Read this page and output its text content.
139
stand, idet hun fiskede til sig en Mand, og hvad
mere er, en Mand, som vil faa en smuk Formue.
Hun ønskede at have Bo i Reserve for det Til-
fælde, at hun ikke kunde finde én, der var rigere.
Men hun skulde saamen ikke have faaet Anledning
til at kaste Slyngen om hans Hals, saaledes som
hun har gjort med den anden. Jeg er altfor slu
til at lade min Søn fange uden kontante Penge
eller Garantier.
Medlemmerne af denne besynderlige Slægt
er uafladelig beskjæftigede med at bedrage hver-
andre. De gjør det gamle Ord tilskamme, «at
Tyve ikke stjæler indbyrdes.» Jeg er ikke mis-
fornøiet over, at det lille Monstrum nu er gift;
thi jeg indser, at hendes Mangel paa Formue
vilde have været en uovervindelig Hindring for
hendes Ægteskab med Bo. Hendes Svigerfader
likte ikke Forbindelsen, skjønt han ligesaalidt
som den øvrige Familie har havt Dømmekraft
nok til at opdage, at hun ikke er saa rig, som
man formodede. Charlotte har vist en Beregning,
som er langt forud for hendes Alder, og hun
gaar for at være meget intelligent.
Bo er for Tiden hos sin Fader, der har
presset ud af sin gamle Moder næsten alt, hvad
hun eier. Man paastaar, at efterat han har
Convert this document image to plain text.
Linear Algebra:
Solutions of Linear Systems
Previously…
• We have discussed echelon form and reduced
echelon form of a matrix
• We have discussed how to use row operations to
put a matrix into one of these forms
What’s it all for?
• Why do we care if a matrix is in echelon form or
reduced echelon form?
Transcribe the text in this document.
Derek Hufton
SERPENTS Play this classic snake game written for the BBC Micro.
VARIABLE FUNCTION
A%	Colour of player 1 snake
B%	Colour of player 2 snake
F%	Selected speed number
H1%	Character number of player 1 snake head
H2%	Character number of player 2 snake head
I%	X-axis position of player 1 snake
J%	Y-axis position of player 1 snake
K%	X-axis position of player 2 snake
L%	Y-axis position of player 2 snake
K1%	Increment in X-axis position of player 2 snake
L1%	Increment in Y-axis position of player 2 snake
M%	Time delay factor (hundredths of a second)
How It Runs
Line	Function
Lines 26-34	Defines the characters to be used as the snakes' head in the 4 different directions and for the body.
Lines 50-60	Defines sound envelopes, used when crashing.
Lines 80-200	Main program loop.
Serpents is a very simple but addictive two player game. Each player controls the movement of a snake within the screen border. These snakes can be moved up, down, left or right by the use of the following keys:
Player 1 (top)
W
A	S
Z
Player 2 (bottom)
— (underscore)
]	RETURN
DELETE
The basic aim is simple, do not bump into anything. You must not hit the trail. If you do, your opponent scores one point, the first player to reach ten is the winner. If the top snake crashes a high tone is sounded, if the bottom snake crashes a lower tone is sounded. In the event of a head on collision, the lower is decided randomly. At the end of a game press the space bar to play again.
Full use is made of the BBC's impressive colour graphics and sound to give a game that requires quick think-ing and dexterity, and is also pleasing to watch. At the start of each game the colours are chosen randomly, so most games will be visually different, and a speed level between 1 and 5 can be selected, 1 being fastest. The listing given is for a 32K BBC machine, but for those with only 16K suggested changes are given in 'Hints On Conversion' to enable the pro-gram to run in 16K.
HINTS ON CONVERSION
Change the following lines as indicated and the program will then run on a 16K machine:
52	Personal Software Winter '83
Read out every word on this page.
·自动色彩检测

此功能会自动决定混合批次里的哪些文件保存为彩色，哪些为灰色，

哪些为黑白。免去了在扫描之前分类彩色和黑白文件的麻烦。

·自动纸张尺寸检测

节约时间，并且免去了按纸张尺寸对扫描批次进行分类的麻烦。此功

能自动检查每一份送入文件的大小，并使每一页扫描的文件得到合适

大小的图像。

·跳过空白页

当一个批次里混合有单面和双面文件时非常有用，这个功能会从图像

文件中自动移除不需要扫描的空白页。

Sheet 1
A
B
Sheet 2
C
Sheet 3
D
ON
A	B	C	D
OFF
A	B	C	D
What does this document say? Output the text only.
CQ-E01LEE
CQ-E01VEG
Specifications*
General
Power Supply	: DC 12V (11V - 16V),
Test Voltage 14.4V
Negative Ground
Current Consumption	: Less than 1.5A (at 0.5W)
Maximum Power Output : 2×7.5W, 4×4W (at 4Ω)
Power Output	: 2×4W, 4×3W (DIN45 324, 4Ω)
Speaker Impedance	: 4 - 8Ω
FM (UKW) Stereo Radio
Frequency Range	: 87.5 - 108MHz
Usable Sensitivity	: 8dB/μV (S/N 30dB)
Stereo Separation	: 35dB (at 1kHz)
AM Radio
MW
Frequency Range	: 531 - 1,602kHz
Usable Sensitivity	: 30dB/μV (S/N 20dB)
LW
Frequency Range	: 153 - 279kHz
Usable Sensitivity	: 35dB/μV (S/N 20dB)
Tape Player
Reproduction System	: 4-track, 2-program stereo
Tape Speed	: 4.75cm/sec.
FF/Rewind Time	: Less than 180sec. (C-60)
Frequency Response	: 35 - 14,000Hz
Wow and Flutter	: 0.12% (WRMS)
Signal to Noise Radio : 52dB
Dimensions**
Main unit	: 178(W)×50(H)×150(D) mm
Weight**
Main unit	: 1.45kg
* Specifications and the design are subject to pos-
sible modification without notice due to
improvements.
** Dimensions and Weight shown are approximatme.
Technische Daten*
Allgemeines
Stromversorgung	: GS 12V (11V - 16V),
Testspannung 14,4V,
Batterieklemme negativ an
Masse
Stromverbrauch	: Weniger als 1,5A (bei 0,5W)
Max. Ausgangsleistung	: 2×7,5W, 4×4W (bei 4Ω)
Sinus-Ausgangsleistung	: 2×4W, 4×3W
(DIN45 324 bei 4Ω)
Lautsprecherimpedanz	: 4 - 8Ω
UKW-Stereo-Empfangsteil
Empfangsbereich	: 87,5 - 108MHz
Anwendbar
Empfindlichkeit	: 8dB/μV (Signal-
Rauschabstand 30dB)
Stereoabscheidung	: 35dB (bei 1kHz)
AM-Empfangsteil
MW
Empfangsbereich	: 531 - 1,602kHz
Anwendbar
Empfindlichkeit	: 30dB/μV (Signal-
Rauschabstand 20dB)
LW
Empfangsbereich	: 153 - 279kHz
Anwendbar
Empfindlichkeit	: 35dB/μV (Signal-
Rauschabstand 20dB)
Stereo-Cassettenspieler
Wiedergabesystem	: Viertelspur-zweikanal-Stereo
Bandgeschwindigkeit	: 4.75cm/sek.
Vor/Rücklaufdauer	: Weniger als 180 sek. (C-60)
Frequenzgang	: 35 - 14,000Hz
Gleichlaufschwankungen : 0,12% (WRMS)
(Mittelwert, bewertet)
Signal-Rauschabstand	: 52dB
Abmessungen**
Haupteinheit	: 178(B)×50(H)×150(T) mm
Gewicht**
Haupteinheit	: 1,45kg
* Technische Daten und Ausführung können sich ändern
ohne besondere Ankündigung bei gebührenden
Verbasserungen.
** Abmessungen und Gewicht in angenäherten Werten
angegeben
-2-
--------------------------------
Objective: Transcribe each entry precisely, missing none.

Problem solution:
Read this page and output its text content.
139
stand, idet hun fiskede til sig en Mand, og hvad
mere er, en Mand, som vil faa en smuk Formue.
Hun ønskede at have Bo i Reserve for det Til-
fælde, at hun ikke kunde finde én, der var rigere.
Men hun skulde saamen ikke have faaet Anledning
til at kaste Slyngen om hans Hals, saaledes som
hun har gjort med den anden. Jeg er altfor slu
til at lade min Søn fange uden kontante Penge
eller Garantier.
Medlemmerne af denne besynderlige Slægt
er uafladelig beskjæftigede med at bedrage hver-
andre. De gjør det gamle Ord tilskamme, «at
Tyve ikke stjæler indbyrdes.» Jeg er ikke mis-
fornøiet over, at det lille Monstrum nu er gift;
thi jeg indser, at hendes Mangel paa Formue
vilde have været en uovervindelig Hindring for
hendes Ægteskab med Bo. Hendes Svigerfader
likte ikke Forbindelsen, skjønt han ligesaalidt
som den øvrige Familie har havt Dømmekraft
nok til at opdage, at hun ikke er saa rig, som
man formodede. Charlotte har vist en Beregning,
som er langt forud for hendes Alder, og hun
gaar for at være meget intelligent.
Bo er for Tiden hos sin Fader, der har
presset ud af sin gamle Moder næsten alt, hvad
hun eier. Man paastaar, at efterat han har
Convert this document image to plain text.
Linear Algebra:
Solutions of Linear Systems
Previously…
• We have discussed echelon form and reduced
echelon form of a matrix
• We have discussed how to use row operations to
put a matrix into one of these forms
What’s it all for?
• Why do we care if a matrix is in echelon form or
reduced echelon form?
Transcribe the text in this document.
Derek Hufton
SERPENTS Play this classic snake game written for the BBC Micro.
VARIABLE FUNCTION
A%	Colour of player 1 snake
B%	Colour of player 2 snake
F%	Selected speed number
H1%	Character number of player 1 snake head
H2%	Character number of player 2 snake head
I%	X-axis position of player 1 snake
J%	Y-axis position of player 1 snake
K%	X-axis position of player 2 snake
L%	Y-axis position of player 2 snake
K1%	Increment in X-axis position of player 2 snake
L1%	Increment in Y-axis position of player 2 snake
M%	Time delay factor (hundredths of a second)
How It Runs
Line	Function
Lines 26-34	Defines the characters to be used as the snakes' head in the 4 different directions and for the body.
Lines 50-60	Defines sound envelopes, used when crashing.
Lines 80-200	Main program loop.
Serpents is a very simple but addictive two player game. Each player controls the movement of a snake within the screen border. These snakes can be moved up, down, left or right by the use of the following keys:
Player 1 (top)
W
A	S
Z
Player 2 (bottom)
— (underscore)
]	RETURN
DELETE
The basic aim is simple, do not bump into anything. You must not hit the trail. If you do, your opponent scores one point, the first player to reach ten is the winner. If the top snake crashes a high tone is sounded, if the bottom snake crashes a lower tone is sounded. In the event of a head on collision, the lower is decided randomly. At the end of a game press the space bar to play again.
Full use is made of the BBC's impressive colour graphics and sound to give a game that requires quick think-ing and dexterity, and is also pleasing to watch. At the start of each game the colours are chosen randomly, so most games will be visually different, and a speed level between 1 and 5 can be selected, 1 being fastest. The listing given is for a 32K BBC machine, but for those with only 16K suggested changes are given in 'Hints On Conversion' to enable the pro-gram to run in 16K.
HINTS ON CONVERSION
Change the following lines as indicated and the program will then run on a 16K machine:
52	Personal Software Winter '83
Read out every word on this page.
·自动色彩检测

此功能会自动决定混合批次里的哪些文件保存为彩色，哪些为灰色，

哪些为黑白。免去了在扫描之前分类彩色和黑白文件的麻烦。

·自动纸张尺寸检测

节约时间，并且免去了按纸张尺寸对扫描批次进行分类的麻烦。此功

能自动检查每一份送入文件的大小，并使每一页扫描的文件得到合适

大小的图像。

·跳过空白页

当一个批次里混合有单面和双面文件时非常有用，这个功能会从图像

文件中自动移除不需要扫描的空白页。

Sheet 1
A
B
Sheet 2
C
Sheet 3
D
ON
A	B	C	D
OFF
A	B	C	D
What does this document say? Output the text only.
CQ-E01LEE
CQ-E01VEG
Specifications*
General
Power Supply	: DC 12V (11V - 16V),
Test Voltage 14.4V
Negative Ground
Current Consumption	: Less than 1.5A (at 0.5W)
Maximum Power Output : 2×7.5W, 4×4W (at 4Ω)
Power Output	: 2×4W, 4×3W (DIN45 324, 4Ω)
Speaker Impedance	: 4 - 8Ω
FM (UKW) Stereo Radio
Frequency Range	: 87.5 - 108MHz
Usable Sensitivity	: 8dB/μV (S/N 30dB)
Stereo Separation	: 35dB (at 1kHz)
AM Radio
MW
Frequency Range	: 531 - 1,602kHz
Usable Sensitivity	: 30dB/μV (S/N 20dB)
LW
Frequency Range	: 153 - 279kHz
Usable Sensitivity	: 35dB/μV (S/N 20dB)
Tape Player
Reproduction System	: 4-track, 2-program stereo
Tape Speed	: 4.75cm/sec.
FF/Rewind Time	: Less than 180sec. (C-60)
Frequency Response	: 35 - 14,000Hz
Wow and Flutter	: 0.12% (WRMS)
Signal to Noise Radio : 52dB
Dimensions**
Main unit	: 178(W)×50(H)×150(D) mm
Weight**
Main unit	: 1.45kg
* Specifications and the design are subject to pos-
sible modification without notice due to
improvements.
** Dimensions and Weight shown are approximatme.
Technische Daten*
Allgemeines
Stromversorgung	: GS 12V (11V - 16V),
Testspannung 14,4V,
Batterieklemme negativ an
Masse
Stromverbrauch	: Weniger als 1,5A (bei 0,5W)
Max. Ausgangsleistung	: 2×7,5W, 4×4W (bei 4Ω)
Sinus-Ausgangsleistung	: 2×4W, 4×3W
(DIN45 324 bei 4Ω)
Lautsprecherimpedanz	: 4 - 8Ω
UKW-Stereo-Empfangsteil
Empfangsbereich	: 87,5 - 108MHz
Anwendbar
Empfindlichkeit	: 8dB/μV (Signal-
Rauschabstand 30dB)
Stereoabscheidung	: 35dB (bei 1kHz)
AM-Empfangsteil
MW
Empfangsbereich	: 531 - 1,602kHz
Anwendbar
Empfindlichkeit	: 30dB/μV (Signal-
Rauschabstand 20dB)
LW
Empfangsbereich	: 153 - 279kHz
Anwendbar
Empfindlichkeit	: 35dB/μV (Signal-
Rauschabstand 20dB)
Stereo-Cassettenspieler
Wiedergabesystem	: Viertelspur-zweikanal-Stereo
Bandgeschwindigkeit	: 4.75cm/sek.
Vor/Rücklaufdauer	: Weniger als 180 sek. (C-60)
Frequenzgang	: 35 - 14,000Hz
Gleichlaufschwankungen : 0,12% (WRMS)
(Mittelwert, bewertet)
Signal-Rauschabstand	: 52dB
Abmessungen**
Haupteinheit	: 178(B)×50(H)×150(T) mm
Gewicht**
Haupteinheit	: 1,45kg
* Technische Daten und Ausführung können sich ändern
ohne besondere Ankündigung bei gebührenden
Verbasserungen.
** Abmessungen und Gewicht in angenäherten Werten
angegeben
-2-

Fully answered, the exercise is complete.